-- Start --
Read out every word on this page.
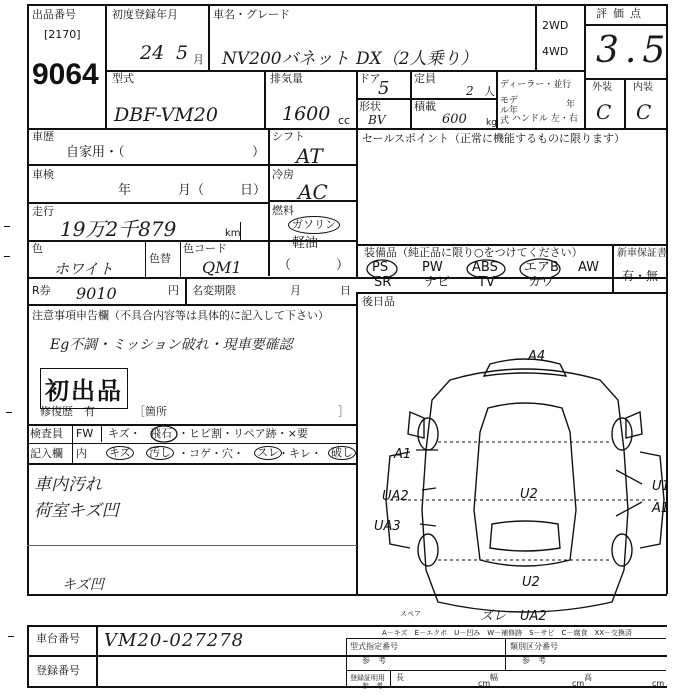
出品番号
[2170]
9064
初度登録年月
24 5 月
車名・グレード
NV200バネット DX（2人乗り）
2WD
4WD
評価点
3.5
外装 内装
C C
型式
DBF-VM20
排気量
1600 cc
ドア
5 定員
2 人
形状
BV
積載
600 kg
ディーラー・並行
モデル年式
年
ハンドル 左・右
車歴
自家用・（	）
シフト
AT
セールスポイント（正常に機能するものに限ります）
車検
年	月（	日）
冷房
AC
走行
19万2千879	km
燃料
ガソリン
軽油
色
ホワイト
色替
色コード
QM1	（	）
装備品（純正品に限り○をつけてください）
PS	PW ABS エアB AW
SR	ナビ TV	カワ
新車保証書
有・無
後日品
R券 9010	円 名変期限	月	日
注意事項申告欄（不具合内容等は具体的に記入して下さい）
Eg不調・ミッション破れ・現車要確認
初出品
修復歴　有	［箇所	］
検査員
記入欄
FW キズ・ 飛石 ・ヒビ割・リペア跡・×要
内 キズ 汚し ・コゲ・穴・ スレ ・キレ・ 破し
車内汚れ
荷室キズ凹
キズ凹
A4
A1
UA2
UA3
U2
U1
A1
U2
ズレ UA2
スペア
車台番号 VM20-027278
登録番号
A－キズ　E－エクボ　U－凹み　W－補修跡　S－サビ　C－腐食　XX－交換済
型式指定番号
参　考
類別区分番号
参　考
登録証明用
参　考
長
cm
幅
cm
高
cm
-- End --
> _Task objective_
Leave the pictures out and print the records above exactly as they stand.

> _Task answer_
Read out every word on this page.
出品番号
[2170]
9064
初度登録年月
24 5 月
車名・グレード
NV200バネット DX（2人乗り）
2WD
4WD
評価点
3.5
外装 内装
C C
型式
DBF-VM20
排気量
1600 cc
ドア
5 定員
2 人
形状
BV
積載
600 kg
ディーラー・並行
モデル年式
年
ハンドル 左・右
車歴
自家用・（	）
シフト
AT
セールスポイント（正常に機能するものに限ります）
車検
年	月（	日）
冷房
AC
走行
19万2千879	km
燃料
ガソリン
軽油
色
ホワイト
色替
色コード
QM1	（	）
装備品（純正品に限り○をつけてください）
PS	PW ABS エアB AW
SR	ナビ TV	カワ
新車保証書
有・無
後日品
R券 9010	円 名変期限	月	日
注意事項申告欄（不具合内容等は具体的に記入して下さい）
Eg不調・ミッション破れ・現車要確認
初出品
修復歴　有	［箇所	］
検査員
記入欄
FW キズ・ 飛石 ・ヒビ割・リペア跡・×要
内 キズ 汚し ・コゲ・穴・ スレ ・キレ・ 破し
車内汚れ
荷室キズ凹
キズ凹
A4
A1
UA2
UA3
U2
U1
A1
U2
ズレ UA2
スペア
車台番号 VM20-027278
登録番号
A－キズ　E－エクボ　U－凹み　W－補修跡　S－サビ　C－腐食　XX－交換済
型式指定番号
参　考
類別区分番号
参　考
登録証明用
参　考
長
cm
幅
cm
高
cm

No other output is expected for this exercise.